<<<<

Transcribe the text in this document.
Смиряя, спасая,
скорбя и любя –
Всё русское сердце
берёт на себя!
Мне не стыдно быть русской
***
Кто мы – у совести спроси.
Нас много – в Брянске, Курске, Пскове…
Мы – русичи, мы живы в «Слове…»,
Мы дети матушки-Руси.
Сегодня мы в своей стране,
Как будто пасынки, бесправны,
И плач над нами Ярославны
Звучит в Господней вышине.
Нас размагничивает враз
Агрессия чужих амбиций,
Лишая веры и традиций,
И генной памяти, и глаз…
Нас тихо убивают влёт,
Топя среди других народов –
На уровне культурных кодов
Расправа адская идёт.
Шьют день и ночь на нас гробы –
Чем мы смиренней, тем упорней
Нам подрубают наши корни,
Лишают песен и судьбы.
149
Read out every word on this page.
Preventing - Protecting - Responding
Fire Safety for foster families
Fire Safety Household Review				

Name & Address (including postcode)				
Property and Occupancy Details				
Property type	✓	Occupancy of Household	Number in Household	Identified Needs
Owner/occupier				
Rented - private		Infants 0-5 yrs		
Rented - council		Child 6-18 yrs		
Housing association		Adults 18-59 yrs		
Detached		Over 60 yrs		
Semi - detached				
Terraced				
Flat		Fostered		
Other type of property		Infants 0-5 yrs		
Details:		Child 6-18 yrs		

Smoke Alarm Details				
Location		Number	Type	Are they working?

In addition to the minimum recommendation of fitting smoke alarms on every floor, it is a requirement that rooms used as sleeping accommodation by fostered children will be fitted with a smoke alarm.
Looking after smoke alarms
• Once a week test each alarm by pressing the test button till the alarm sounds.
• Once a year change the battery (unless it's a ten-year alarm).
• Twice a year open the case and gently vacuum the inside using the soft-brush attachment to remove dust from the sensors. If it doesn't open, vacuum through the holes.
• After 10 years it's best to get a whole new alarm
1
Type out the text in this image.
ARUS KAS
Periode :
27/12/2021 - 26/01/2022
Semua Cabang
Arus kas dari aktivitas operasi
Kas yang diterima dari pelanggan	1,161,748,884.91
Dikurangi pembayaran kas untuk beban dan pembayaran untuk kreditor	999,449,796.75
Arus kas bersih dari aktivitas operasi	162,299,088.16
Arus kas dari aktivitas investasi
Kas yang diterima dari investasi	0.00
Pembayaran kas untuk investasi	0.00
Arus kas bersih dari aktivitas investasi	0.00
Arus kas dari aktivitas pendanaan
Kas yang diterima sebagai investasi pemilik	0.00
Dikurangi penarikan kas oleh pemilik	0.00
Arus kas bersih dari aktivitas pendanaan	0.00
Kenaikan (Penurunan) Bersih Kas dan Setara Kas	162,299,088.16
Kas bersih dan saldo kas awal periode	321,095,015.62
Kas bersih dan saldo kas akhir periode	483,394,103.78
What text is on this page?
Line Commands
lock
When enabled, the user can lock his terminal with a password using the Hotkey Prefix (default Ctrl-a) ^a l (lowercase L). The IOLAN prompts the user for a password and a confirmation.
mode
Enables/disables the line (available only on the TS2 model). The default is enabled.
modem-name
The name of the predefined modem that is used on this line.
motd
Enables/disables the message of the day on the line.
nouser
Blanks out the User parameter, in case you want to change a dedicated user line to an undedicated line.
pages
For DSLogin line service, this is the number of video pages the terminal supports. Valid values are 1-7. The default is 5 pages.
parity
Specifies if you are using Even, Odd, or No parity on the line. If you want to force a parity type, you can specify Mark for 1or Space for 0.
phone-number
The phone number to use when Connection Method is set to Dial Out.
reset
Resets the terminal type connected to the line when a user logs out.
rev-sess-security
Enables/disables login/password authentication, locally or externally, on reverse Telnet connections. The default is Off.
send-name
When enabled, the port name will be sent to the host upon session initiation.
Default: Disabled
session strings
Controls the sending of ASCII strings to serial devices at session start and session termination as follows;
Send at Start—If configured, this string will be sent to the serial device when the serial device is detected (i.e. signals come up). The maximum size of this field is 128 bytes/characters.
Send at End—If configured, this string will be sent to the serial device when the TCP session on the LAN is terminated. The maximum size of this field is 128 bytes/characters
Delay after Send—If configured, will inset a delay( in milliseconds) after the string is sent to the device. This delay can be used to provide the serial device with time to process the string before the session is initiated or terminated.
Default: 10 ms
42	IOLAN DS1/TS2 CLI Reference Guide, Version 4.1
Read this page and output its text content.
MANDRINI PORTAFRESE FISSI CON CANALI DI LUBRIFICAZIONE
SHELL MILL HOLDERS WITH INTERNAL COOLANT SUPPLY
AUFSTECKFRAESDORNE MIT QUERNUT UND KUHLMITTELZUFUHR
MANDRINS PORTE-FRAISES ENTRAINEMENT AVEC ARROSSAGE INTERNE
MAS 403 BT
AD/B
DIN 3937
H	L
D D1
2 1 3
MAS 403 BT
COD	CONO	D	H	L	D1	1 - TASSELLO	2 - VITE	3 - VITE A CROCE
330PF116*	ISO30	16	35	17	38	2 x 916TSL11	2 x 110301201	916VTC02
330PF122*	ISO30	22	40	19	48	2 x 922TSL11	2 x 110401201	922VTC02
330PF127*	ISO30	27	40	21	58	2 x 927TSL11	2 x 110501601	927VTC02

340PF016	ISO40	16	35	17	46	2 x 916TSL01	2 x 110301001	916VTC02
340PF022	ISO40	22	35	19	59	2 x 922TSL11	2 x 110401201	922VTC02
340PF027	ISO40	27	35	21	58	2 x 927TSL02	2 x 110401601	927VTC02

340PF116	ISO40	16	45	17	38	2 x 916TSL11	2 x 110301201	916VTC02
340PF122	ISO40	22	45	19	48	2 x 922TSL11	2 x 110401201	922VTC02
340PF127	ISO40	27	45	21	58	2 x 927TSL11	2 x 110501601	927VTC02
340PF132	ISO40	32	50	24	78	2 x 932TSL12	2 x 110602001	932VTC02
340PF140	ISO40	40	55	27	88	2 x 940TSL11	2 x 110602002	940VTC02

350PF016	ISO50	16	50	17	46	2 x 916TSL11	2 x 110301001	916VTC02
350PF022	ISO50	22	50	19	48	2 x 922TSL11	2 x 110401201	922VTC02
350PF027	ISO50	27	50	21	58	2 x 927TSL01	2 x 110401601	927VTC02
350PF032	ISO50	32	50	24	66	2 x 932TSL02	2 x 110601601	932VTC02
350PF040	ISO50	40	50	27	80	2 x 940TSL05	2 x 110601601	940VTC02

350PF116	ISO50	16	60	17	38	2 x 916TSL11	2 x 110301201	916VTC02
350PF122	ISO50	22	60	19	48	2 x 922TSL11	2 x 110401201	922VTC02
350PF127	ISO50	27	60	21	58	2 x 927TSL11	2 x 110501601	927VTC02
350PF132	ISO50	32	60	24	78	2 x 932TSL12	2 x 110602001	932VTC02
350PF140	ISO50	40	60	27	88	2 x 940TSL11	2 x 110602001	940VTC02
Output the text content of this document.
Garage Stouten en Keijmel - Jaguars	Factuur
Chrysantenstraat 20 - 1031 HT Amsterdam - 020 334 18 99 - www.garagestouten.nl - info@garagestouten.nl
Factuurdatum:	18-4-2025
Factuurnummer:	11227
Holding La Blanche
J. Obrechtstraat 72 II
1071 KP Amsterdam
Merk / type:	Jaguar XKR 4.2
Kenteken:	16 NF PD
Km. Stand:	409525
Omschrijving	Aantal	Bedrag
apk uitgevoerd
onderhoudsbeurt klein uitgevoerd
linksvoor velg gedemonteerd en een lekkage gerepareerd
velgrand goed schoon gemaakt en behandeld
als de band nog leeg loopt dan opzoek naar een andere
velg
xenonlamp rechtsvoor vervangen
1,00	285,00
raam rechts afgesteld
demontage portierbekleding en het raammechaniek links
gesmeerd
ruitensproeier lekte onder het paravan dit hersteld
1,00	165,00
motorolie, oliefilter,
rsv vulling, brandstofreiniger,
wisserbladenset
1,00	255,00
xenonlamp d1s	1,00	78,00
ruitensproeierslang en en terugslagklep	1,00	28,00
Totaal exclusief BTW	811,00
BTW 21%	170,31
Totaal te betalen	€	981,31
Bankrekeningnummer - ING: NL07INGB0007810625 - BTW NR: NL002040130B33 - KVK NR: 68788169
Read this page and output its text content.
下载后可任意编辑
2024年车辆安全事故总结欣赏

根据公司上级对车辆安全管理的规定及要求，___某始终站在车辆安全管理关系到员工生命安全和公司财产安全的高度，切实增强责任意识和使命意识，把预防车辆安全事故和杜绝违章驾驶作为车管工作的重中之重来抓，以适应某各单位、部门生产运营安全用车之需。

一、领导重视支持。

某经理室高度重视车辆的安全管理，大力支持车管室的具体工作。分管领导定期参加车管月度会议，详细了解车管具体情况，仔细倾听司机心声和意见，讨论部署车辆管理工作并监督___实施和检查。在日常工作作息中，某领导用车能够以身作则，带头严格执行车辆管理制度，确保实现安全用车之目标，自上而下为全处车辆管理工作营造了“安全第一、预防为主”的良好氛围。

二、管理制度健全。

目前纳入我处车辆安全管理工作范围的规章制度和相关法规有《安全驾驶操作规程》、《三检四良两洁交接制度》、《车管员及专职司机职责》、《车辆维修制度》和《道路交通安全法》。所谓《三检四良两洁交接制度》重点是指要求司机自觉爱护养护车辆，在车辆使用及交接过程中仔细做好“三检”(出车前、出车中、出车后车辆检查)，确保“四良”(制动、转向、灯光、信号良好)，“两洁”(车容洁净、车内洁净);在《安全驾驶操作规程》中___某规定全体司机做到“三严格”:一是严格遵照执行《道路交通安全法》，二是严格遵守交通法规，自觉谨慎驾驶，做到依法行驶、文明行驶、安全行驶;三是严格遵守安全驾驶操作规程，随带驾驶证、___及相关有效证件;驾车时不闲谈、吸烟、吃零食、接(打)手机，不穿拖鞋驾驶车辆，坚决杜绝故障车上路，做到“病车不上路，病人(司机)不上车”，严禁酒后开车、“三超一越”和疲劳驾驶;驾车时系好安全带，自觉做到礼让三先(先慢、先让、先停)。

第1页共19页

>>>>

§ **WHAT THE TASK ASKS**: Your answer should be a single number: the count of lines containing the word "diterima".

§ **COMPLETE ANSWER**: 3